— Stored items —
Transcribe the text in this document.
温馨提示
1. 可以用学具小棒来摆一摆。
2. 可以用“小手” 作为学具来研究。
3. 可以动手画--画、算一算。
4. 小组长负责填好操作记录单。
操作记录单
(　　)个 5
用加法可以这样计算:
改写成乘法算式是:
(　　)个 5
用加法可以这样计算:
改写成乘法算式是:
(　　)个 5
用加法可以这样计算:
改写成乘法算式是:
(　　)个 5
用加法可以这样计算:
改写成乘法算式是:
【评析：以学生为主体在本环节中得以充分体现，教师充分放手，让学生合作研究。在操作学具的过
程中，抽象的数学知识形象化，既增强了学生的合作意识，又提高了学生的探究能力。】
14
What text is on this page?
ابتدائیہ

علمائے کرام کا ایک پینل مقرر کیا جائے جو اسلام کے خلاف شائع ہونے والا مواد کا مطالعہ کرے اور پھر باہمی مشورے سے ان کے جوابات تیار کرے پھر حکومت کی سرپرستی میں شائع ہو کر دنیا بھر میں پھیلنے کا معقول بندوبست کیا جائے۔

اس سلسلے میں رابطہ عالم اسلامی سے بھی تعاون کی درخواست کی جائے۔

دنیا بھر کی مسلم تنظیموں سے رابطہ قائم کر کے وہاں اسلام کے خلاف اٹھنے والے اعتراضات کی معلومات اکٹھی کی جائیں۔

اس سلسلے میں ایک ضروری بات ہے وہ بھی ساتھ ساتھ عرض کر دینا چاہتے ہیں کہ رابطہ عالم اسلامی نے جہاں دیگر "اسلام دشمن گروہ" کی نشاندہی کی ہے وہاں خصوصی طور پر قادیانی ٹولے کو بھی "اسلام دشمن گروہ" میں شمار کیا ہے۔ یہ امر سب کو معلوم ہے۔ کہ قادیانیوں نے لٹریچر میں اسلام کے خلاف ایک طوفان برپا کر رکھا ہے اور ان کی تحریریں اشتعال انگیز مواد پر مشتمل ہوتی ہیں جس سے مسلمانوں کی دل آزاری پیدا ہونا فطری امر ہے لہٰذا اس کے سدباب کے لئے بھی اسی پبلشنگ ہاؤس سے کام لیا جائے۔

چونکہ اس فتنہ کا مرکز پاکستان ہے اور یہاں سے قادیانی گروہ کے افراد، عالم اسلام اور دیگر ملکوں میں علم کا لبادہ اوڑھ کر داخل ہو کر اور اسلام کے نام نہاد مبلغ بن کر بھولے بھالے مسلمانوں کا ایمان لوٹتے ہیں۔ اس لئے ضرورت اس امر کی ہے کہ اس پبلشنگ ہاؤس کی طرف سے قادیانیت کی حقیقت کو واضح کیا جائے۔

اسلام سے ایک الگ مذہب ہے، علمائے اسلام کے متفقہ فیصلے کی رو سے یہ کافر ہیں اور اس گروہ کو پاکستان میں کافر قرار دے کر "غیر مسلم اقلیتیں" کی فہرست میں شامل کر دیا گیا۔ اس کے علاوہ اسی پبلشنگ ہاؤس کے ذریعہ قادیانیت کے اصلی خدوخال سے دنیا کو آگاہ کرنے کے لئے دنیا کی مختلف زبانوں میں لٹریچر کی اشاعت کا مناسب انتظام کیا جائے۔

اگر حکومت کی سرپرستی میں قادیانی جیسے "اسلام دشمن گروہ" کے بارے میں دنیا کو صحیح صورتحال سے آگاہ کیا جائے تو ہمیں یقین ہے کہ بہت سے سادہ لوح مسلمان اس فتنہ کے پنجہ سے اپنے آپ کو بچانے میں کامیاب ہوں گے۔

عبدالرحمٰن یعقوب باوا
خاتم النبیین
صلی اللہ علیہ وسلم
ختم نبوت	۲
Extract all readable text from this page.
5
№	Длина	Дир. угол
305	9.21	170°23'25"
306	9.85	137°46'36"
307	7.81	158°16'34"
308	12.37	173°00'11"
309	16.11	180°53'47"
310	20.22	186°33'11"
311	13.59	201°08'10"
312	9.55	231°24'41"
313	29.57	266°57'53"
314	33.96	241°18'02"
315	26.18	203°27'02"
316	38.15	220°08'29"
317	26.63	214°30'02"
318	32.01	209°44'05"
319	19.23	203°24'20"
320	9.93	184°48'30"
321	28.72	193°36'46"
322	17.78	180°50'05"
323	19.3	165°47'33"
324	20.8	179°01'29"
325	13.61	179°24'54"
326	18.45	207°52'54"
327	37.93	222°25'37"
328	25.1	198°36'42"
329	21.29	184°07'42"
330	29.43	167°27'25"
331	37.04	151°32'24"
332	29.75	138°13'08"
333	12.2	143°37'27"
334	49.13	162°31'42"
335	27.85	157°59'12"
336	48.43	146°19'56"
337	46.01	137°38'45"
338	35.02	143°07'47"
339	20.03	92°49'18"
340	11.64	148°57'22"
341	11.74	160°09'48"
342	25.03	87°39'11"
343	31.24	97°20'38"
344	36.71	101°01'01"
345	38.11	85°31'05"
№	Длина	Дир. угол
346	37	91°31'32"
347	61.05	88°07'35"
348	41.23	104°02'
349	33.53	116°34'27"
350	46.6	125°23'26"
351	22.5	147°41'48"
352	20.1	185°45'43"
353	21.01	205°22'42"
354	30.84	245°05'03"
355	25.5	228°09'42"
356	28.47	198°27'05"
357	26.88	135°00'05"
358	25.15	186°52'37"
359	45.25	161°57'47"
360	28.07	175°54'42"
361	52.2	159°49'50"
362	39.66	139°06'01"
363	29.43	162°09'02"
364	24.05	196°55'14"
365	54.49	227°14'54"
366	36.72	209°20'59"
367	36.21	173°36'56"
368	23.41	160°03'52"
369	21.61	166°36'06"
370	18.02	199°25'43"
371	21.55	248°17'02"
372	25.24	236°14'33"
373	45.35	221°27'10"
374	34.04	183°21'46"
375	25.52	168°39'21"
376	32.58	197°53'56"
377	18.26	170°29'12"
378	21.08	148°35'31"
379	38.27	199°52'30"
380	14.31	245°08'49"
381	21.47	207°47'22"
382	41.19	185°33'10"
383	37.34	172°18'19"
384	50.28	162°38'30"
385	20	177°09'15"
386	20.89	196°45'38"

— PROBLEM DESCRIPTION —
Across the entries above, how many lines contain "پاکستان"? Provide only the count.

— SOLUTION TO THE PROBLEM —
2